-- POLECENIE A --
Zacytuj dokładnie fragment wstępu bloga, zaczynając od słów "Miłego czytania xx" i kończąc na słowach "obojga głównych bohaterów.".

-- FRAGMENT --
━━━━━━━━━━━━━━━━━━━━

Prosiłabym abyście również przeczytali tego posta: http://tilll-i-find-you.blogspot.com/2014/11/wstep.html
Zapraszam do zajrzenia w zakładki " GŁÓWNI BOHATEROWIE" oraz " OPIS " 
Miłego czytania xx 




niedziela, 30 listopada 2014

Wstęp

Witam,
na wstępie chciałabym ustalić z wami kilka spraw dotyczących tego bloga:


1.  Rozdziały będą się pojawiały co piątek. Będą one często pisane fragmentami z perspektyw obojga głównych bohaterów.
2. Osoby, które chcą być informowane o nowych rozdziałach proszone są o wpisanie swojej nazwy twittera pod tym postem, lub w zakładce "INFORMOWANI". Jeżeli ktoś nie ma twittera może ewentualnie podać swojego ask'a lub gg.

━━━━━━━━━━━━━━━━━━━━

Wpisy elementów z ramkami

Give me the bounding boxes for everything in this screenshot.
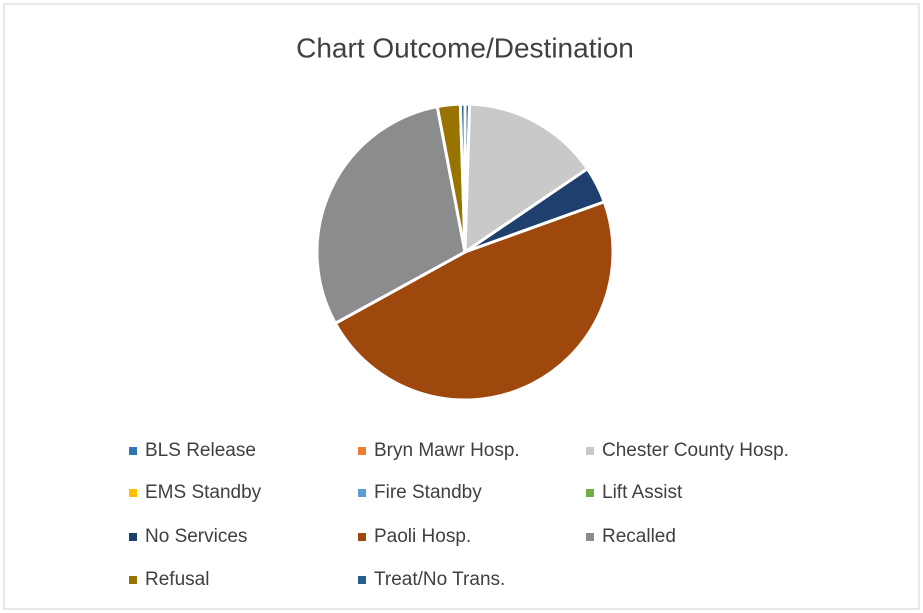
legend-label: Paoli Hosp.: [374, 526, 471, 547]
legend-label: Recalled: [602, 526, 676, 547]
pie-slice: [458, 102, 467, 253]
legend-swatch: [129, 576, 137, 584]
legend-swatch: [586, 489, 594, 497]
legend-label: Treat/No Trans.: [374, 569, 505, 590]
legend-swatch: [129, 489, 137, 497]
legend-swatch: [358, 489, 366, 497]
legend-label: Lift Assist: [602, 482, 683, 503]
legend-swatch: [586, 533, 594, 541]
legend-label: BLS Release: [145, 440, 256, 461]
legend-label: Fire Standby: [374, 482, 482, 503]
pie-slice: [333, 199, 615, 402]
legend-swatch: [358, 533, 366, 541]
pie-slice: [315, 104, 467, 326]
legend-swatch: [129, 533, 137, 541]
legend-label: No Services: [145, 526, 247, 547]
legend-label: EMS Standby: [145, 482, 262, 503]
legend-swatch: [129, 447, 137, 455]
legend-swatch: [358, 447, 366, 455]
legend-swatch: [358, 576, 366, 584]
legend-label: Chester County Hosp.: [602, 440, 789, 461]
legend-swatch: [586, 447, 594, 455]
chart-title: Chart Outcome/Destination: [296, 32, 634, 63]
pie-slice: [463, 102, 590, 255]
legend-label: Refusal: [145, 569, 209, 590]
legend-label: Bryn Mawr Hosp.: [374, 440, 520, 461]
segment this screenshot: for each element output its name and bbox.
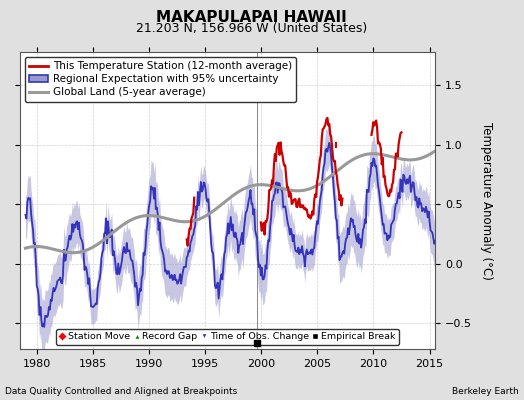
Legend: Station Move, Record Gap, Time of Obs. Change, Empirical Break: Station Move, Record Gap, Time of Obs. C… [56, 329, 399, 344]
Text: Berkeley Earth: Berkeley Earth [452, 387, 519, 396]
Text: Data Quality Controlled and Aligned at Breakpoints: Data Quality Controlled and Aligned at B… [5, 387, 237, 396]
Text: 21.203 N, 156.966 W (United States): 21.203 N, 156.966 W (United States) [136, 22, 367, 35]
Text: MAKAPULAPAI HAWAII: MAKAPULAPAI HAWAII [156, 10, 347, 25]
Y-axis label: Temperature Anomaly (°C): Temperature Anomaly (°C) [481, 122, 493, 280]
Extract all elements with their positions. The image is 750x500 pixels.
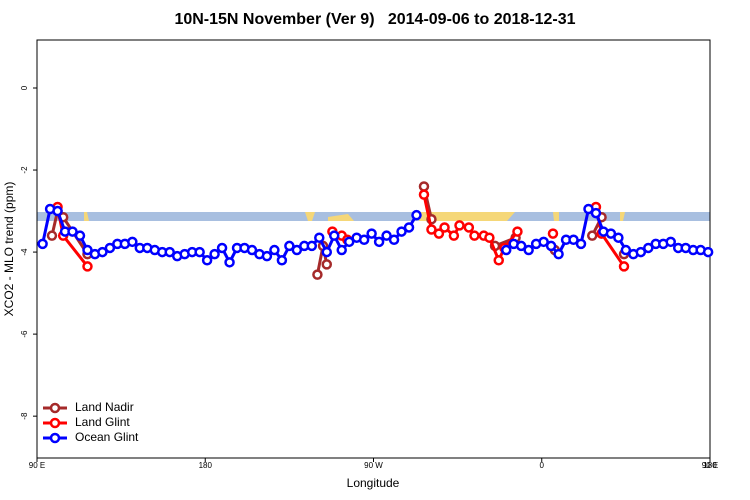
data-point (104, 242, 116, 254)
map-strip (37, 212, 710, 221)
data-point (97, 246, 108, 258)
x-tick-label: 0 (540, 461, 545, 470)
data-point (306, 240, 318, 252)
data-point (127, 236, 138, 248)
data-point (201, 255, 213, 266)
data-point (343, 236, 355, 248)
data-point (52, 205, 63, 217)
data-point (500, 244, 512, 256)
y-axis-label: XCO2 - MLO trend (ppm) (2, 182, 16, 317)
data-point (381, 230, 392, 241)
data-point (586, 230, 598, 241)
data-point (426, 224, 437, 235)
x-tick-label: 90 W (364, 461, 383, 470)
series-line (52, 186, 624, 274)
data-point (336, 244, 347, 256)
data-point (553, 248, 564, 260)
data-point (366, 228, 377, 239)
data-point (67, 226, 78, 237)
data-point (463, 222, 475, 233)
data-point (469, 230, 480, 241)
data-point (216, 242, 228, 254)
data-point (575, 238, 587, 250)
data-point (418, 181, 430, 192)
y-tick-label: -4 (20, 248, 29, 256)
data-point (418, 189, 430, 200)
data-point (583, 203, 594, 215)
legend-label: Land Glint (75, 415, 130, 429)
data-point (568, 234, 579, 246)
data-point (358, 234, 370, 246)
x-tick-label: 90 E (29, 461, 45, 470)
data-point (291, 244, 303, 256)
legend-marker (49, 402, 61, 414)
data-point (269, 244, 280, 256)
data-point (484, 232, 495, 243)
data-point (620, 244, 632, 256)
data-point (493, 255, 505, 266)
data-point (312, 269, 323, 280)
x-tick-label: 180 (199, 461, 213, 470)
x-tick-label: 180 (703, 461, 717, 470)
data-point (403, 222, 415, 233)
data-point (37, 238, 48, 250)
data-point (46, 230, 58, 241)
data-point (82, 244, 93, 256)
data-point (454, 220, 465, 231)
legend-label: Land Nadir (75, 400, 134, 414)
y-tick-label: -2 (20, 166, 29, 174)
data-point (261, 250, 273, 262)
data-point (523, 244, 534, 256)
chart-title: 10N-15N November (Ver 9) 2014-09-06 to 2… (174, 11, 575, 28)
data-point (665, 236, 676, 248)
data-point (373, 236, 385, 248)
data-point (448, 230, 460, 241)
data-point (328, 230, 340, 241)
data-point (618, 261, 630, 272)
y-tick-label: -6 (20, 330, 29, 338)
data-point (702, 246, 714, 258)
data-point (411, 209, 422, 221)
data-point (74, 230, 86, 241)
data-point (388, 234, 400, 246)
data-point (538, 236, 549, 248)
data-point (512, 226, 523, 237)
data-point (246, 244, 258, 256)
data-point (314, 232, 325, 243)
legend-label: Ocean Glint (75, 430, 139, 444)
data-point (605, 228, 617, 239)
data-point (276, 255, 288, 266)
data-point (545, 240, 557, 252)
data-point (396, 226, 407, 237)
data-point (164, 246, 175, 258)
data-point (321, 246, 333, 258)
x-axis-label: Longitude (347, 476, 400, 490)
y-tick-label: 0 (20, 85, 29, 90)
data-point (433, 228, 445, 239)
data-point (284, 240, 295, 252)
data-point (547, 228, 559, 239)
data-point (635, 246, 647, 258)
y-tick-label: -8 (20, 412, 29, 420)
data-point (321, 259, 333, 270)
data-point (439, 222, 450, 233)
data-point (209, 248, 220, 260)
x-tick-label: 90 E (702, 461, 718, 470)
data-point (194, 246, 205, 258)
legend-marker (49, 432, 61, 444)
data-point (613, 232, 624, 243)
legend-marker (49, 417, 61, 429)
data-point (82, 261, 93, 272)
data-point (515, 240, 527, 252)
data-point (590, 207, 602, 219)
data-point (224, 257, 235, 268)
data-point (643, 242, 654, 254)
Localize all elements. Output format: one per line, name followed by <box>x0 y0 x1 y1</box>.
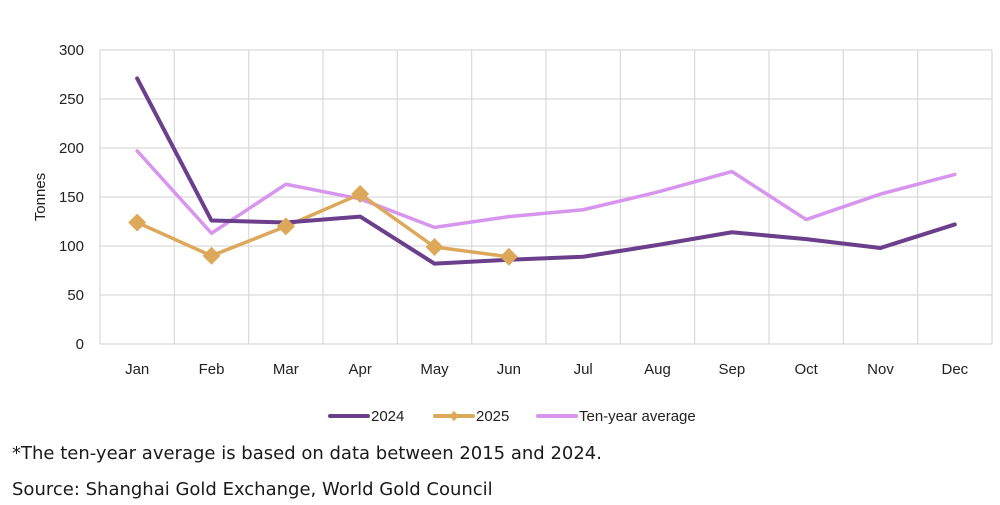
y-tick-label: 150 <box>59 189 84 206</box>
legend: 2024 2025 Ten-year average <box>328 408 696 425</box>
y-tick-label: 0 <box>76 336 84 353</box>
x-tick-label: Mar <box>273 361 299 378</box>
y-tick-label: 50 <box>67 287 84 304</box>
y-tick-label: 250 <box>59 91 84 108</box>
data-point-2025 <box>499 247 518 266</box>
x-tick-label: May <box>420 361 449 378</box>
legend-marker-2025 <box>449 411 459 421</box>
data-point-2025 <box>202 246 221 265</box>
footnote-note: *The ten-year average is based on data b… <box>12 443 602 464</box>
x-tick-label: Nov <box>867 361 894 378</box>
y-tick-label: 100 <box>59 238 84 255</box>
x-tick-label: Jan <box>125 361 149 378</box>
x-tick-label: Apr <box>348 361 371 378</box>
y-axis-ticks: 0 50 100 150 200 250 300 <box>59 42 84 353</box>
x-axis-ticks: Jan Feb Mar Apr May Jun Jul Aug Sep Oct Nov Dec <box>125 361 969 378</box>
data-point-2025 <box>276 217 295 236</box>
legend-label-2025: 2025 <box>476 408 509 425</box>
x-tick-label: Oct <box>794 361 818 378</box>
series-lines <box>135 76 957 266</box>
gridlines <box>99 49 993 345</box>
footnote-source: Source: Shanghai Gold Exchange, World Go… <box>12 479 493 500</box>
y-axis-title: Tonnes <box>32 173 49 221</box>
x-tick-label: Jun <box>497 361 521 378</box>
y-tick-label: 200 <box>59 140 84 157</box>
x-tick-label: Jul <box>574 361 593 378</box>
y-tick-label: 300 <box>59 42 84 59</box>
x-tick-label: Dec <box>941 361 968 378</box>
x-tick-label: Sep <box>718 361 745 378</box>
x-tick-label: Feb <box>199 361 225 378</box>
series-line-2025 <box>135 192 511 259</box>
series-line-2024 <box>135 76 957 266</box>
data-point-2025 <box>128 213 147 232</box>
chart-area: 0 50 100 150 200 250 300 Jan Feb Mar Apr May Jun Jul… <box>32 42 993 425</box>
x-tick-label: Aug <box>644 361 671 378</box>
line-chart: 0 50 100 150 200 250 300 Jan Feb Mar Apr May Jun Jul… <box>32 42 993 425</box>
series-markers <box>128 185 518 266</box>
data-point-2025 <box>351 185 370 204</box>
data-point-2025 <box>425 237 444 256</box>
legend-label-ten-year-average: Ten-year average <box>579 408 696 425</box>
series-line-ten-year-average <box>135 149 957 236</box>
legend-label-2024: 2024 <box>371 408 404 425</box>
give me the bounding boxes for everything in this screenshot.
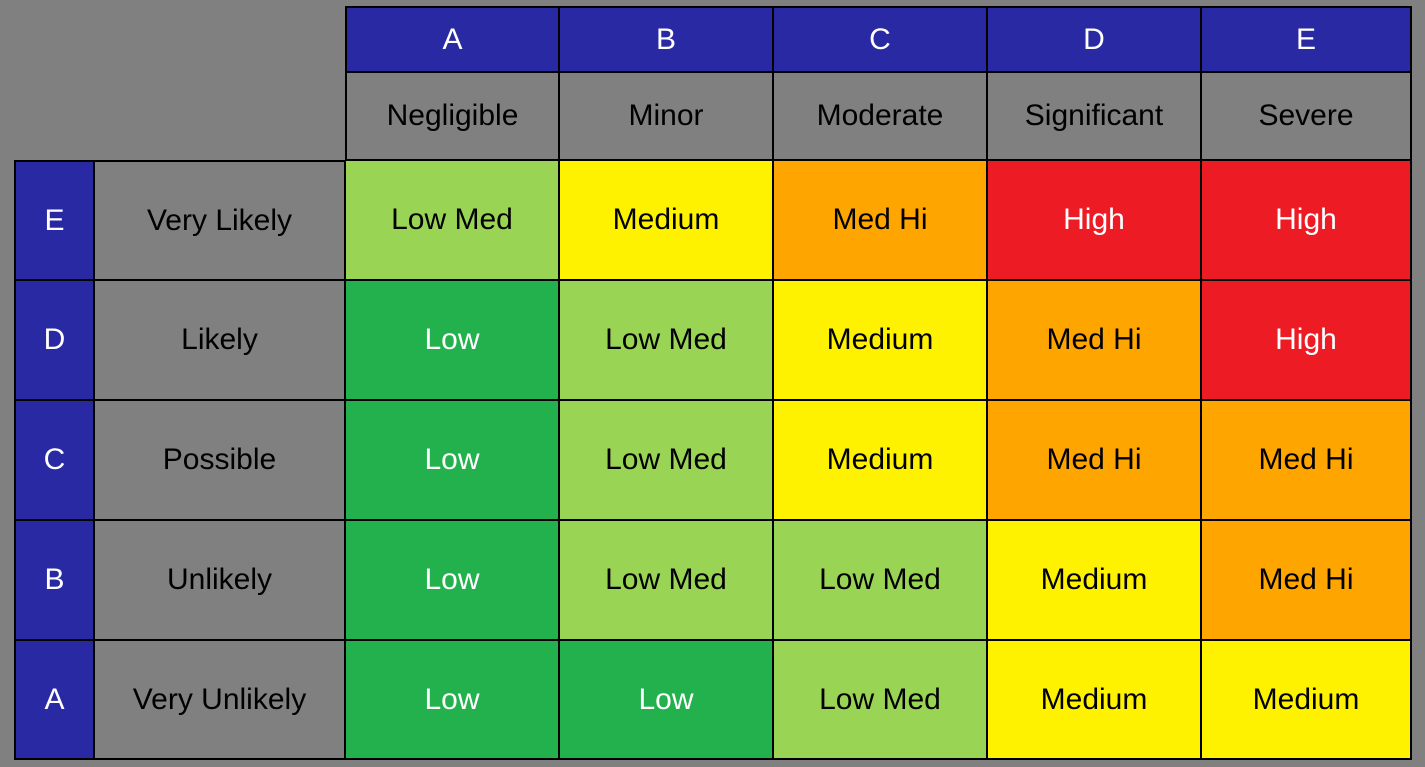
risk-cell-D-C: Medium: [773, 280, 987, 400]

━━━━━━━━━━━━━━━━━━━━

-- POLECENIE B --
Wypisz dokładnie wiersze z wpisów, zaczynając od wiersza zawierającego "Legend: Station Move, Record" i kończąc na wierszu zawierającym "Extract all elements", oba włącznie.

-- ROZWIĄZANIE PISEMNE A --
Miłego czytania xx 




niedziela, 30 listopada 2014

Wstęp

Witam,
na wstępie chciałabym ustalić z wami kilka spraw dotyczących tego bloga:


1.  Rozdziały będą się pojawiały co piątek. Będą one często pisane fragmentami z perspektyw obojga głównych bohaterów.

-- ROZWIĄZANIE PISEMNE B --
Legend: Station Move, Record Gap, Time of Obs. Change, Empirical Break: Station Move, Record Gap, Time of Obs. C… [56, 329, 399, 344]
Text: Berkeley Earth: Berkeley Earth [452, 387, 519, 396]
Text: Data Quality Controlled and Aligned at Breakpoints: Data Quality Controlled and Aligned at B… [5, 387, 237, 396]
Text: 21.203 N, 156.966 W (United States): 21.203 N, 156.966 W (United States) [136, 22, 367, 35]
Text: MAKAPULAPAI HAWAII: MAKAPULAPAI HAWAII [156, 10, 347, 25]
Y-axis label: Temperature Anomaly (°C): Temperature Anomaly (°C) [481, 122, 493, 280]
Extract all elements with their positions. The image is 750x500 pixels.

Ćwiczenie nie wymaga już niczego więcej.